| CONSIGNE A |
Recopiez fidèlement le passage du document qui commence par « Car dans cette » et se termine par « décision fasse l’unanimité. ».

| DOCUMENT |
Car dans cette représentation, rien ne semble avoir changé dans la relation que le corps électoral entretien avec les institutions politiques et leurs représentants élus. On a toujours à faire ici à des représentants légitimes et respectables d’un système politique faisant relatif consensus, offrant toutes possibilités aux classes pauvres de jouer leur partie et finalement assez satisfaisant dans l’ensemble.
Cette adhésion plus culturelle que politique au système s’est manifestée dans la période récente sur d’autres plans. Par exemple dans les réticences à mettre en avant l’exigence d’une VIème république dans le programme « l’humain d’abord » qui s’est de fait retrouvée reléguée au sixième chapitre sans que cette décision fasse l’unanimité.
Il ne faut pourtant pas être grand clerc pour comprendre que les trois quarts des mesures préconisées par ce programme nécessitent des dispositions législatives contraires à la Constitution dans l’interprétation de classe qu’en fait le Conseil constitutionnel. Et que la disparition de celui-ci en tant que chien de garde juridictionnel ultime des intérêts des puissants est la condition-même de la mise en oeuvre de notre politique.
Mais pour eux ce problème ne se pose pas car dans leur "for intérieur", lequel n’est évidemment pas plus gouverné que le nôtre par l’analyse rationnelle des situations, ils ne se mettent pas dans une trajectoire de conquête du pouvoir d’Etat et encore moins dans la perspective de l’application du programme partagé. Le pouvoir local est le seul horizon borné de leur ambition politique, avec éventuellement une participation minoritaire au gouvernement, le jour où on voudra bien les appeler à ce qu’ils prendront pour un honneur.

| DONNÉES DE L'EXERCICE |

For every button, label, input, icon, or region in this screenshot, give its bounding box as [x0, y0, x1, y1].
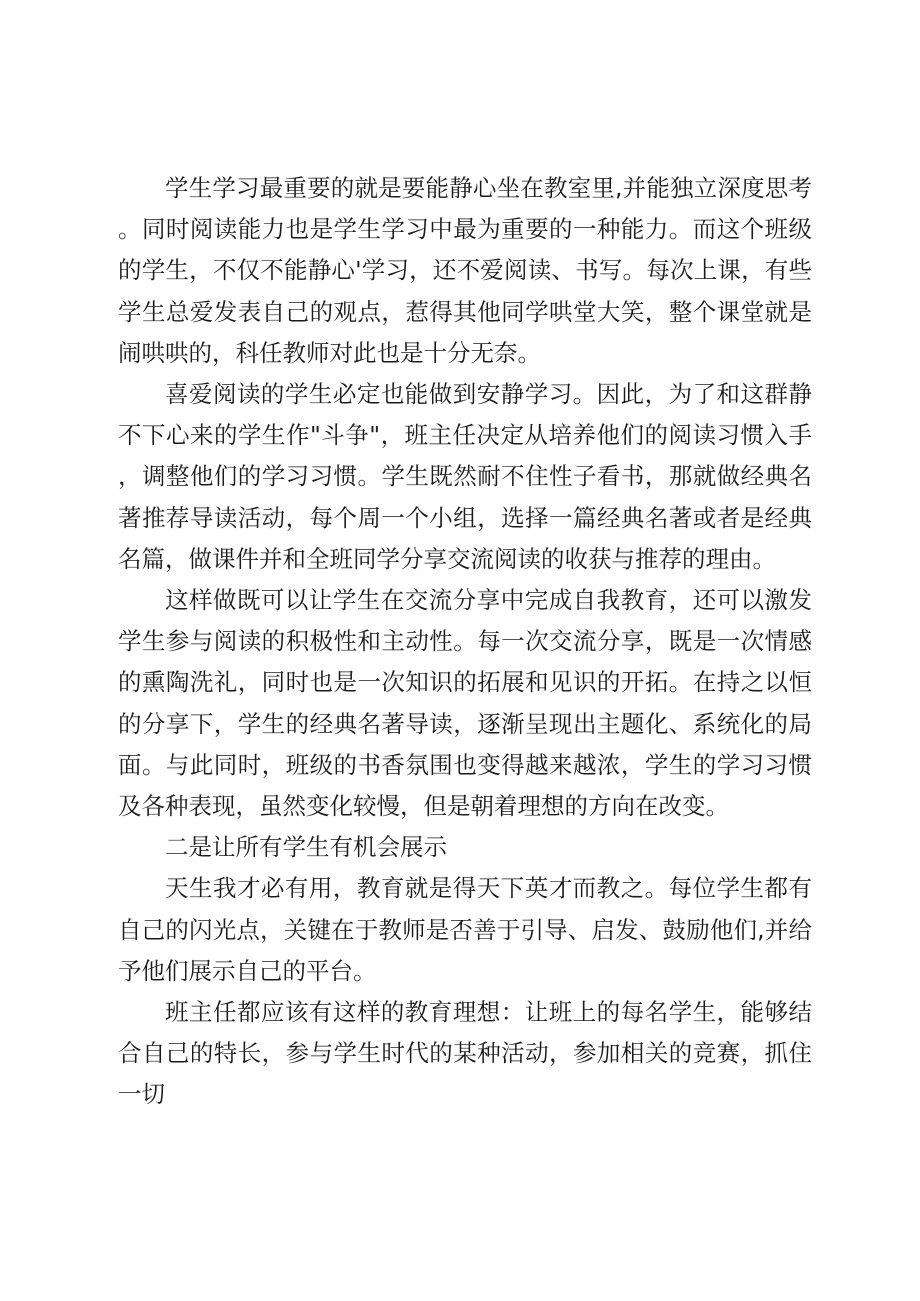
document-body [118, 168, 812, 1116]
paragraph-sharing-benefits: 这样做既可以让学生在交流分享中完成自我教育，还可以激发学生参与阅读的积极性和主动性。每一次交流分享，既是一次情感的熏陶洗礼，同时也是一次知识的拓展和见识的开拓。在持之以恒的分享下，学生的经典名著导读，逐渐呈现出主题化、系统化的局面。与此同时，班级的书香氛围也变得越来越浓，学生的学习习惯及各种表现，虽然变化较慢，但是朝着理想的方向在改变。 [118, 586, 812, 821]
paragraph-talent: 天生我才必有用，教育就是得天下英才而教之。每位学生都有自己的闪光点，关键在于教师是否善于引导、启发、鼓励他们,并给予他们展示自己的平台。 [118, 874, 812, 985]
section-heading-showcase: 二是让所有学生有机会展示 [165, 833, 447, 862]
paragraph-quiet-study: 学生学习最重要的就是要能静心坐在教室里,并能独立深度思考。同时阅读能力也是学生学习中最为重要的一种能力。而这个班级的学生，不仅不能静心'学习，还不爱阅读、书写。每次上课，有些学生总爱发表自己的观点，惹得其他同学哄堂大笑，整个课堂就是闹哄哄的，科任教师对此也是十分无奈。 [118, 174, 812, 367]
paragraph-reading-habit: 喜爱阅读的学生必定也能做到安静学习。因此，为了和这群静不下心来的学生作"斗争"，班主任决定从培养他们的阅读习惯入手，调整他们的学习习惯。学生既然耐不住性子看书，那就做经典名著推荐导读活动，每个周一个小组，选择一篇经典名著或者是经典名篇，做课件并和全班同学分享交流阅读的收获与推荐的理由。 [118, 380, 812, 573]
paragraph-teacher-ideal: 班主任都应该有这样的教育理想：让班上的每名学生，能够结合自己的特长，参与学生时代的某种活动，参加相关的竞赛，抓住一切 [118, 998, 812, 1109]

| CONSIGNE B |
Mettez à jour les lignes des enregistrements qui commencent à celle contenant « document-body [118, 168, 812, 1116] » et se terminent à celle contenant « 586, 812, 821] », ces deux lignes comprises. Remplacez-y « document-body » par « page-body », sans aucune autre modification, et ne reproduisez que ces lignes.

| RÉPONSE FINALE A |
Car dans cette représentation, rien ne semble avoir changé dans la relation que le corps électoral entretien avec les institutions politiques et leurs représentants élus. On a toujours à faire ici à des représentants légitimes et respectables d’un système politique faisant relatif consensus, offrant toutes possibilités aux classes pauvres de jouer leur partie et finalement assez satisfaisant dans l’ensemble.
Cette adhésion plus culturelle que politique au système s’est manifestée dans la période récente sur d’autres plans. Par exemple dans les réticences à mettre en avant l’exigence d’une VIème république dans le programme « l’humain d’abord » qui s’est de fait retrouvée reléguée au sixième chapitre sans que cette décision fasse l’unanimité.

| RÉPONSE FINALE B |
page-body [118, 168, 812, 1116]
paragraph-sharing-benefits: 这样做既可以让学生在交流分享中完成自我教育，还可以激发学生参与阅读的积极性和主动性。每一次交流分享，既是一次情感的熏陶洗礼，同时也是一次知识的拓展和见识的开拓。在持之以恒的分享下，学生的经典名著导读，逐渐呈现出主题化、系统化的局面。与此同时，班级的书香氛围也变得越来越浓，学生的学习习惯及各种表现，虽然变化较慢，但是朝着理想的方向在改变。 [118, 586, 812, 821]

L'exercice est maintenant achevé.